(Data items)

* START *

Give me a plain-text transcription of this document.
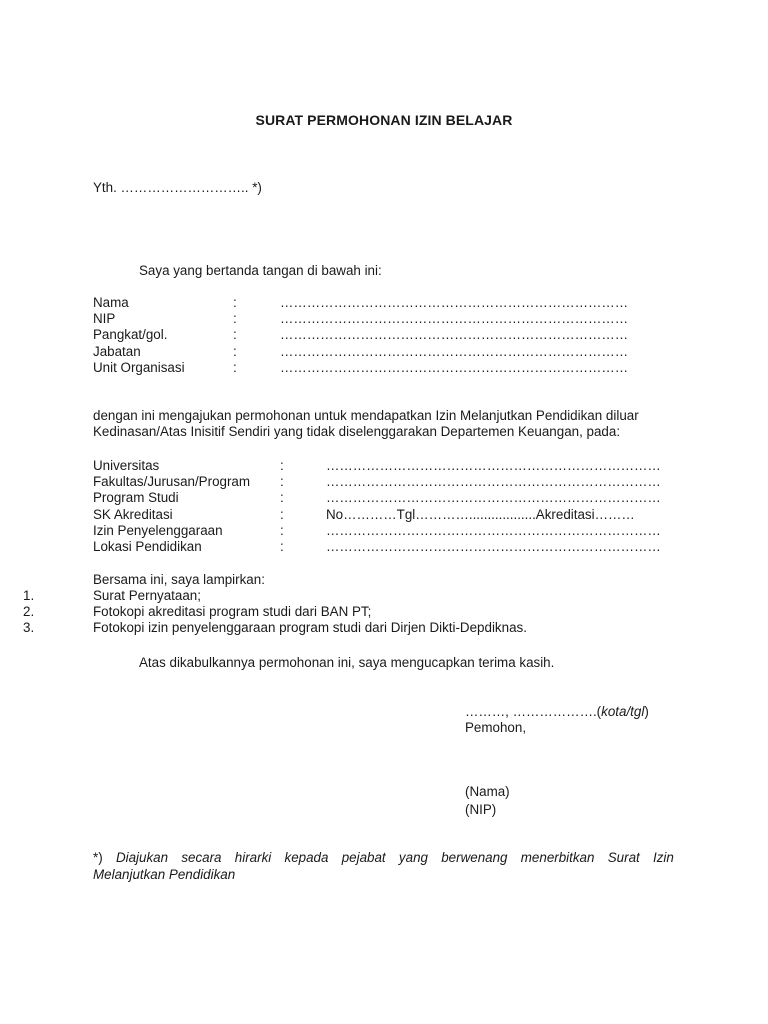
SURAT PERMOHONAN IZIN BELAJAR
Yth. ……………………….. *)
Saya yang bertanda tangan di bawah ini:
Nama	:	……………………………………………………………………
NIP	:	……………………………………………………………………
Pangkat/gol.	:	……………………………………………………………………
Jabatan	:	……………………………………………………………………
Unit Organisasi	:	……………………………………………………………………
dengan ini mengajukan permohonan untuk mendapatkan Izin Melanjutkan Pendidikan diluar
Kedinasan/Atas Inisitif Sendiri yang tidak diselenggarakan Departemen Keuangan, pada:
Universitas	:	…………………………………………………………………
Fakultas/Jurusan/Program	:	…………………………………………………………………
Program Studi	:	…………………………………………………………………
SK Akreditasi	:	No…………Tgl…………..................Akreditasi………
Izin Penyelenggaraan	:	…………………………………………………………………
Lokasi Pendidikan	:	…………………………………………………………………
Bersama ini, saya lampirkan:
1.	Surat Pernyataan;
2.	Fotokopi akreditasi program studi dari BAN PT;
3.	Fotokopi izin penyelenggaraan program studi dari Dirjen Dikti-Depdiknas.
Atas dikabulkannya permohonan ini, saya mengucapkan terima kasih.
………, ……………….(kota/tgl)
Pemohon,
(Nama)
(NIP)
*) Diajukan secara hirarki kepada pejabat yang berwenang menerbitkan Surat Izin
Melanjutkan Pendidikan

* END *

* _REQUIREMENT_
Please repeat the entries exactly. Do not include the pictures.

* _REPLY_
Give me a plain-text transcription of this document.
SURAT PERMOHONAN IZIN BELAJAR
Yth. ……………………….. *)
Saya yang bertanda tangan di bawah ini:
Nama	:	……………………………………………………………………
NIP	:	……………………………………………………………………
Pangkat/gol.	:	……………………………………………………………………
Jabatan	:	……………………………………………………………………
Unit Organisasi	:	……………………………………………………………………
dengan ini mengajukan permohonan untuk mendapatkan Izin Melanjutkan Pendidikan diluar
Kedinasan/Atas Inisitif Sendiri yang tidak diselenggarakan Departemen Keuangan, pada:
Universitas	:	…………………………………………………………………
Fakultas/Jurusan/Program	:	…………………………………………………………………
Program Studi	:	…………………………………………………………………
SK Akreditasi	:	No…………Tgl…………..................Akreditasi………
Izin Penyelenggaraan	:	…………………………………………………………………
Lokasi Pendidikan	:	…………………………………………………………………
Bersama ini, saya lampirkan:
1.	Surat Pernyataan;
2.	Fotokopi akreditasi program studi dari BAN PT;
3.	Fotokopi izin penyelenggaraan program studi dari Dirjen Dikti-Depdiknas.
Atas dikabulkannya permohonan ini, saya mengucapkan terima kasih.
………, ……………….(kota/tgl)
Pemohon,
(Nama)
(NIP)
*) Diajukan secara hirarki kepada pejabat yang berwenang menerbitkan Surat Izin
Melanjutkan Pendidikan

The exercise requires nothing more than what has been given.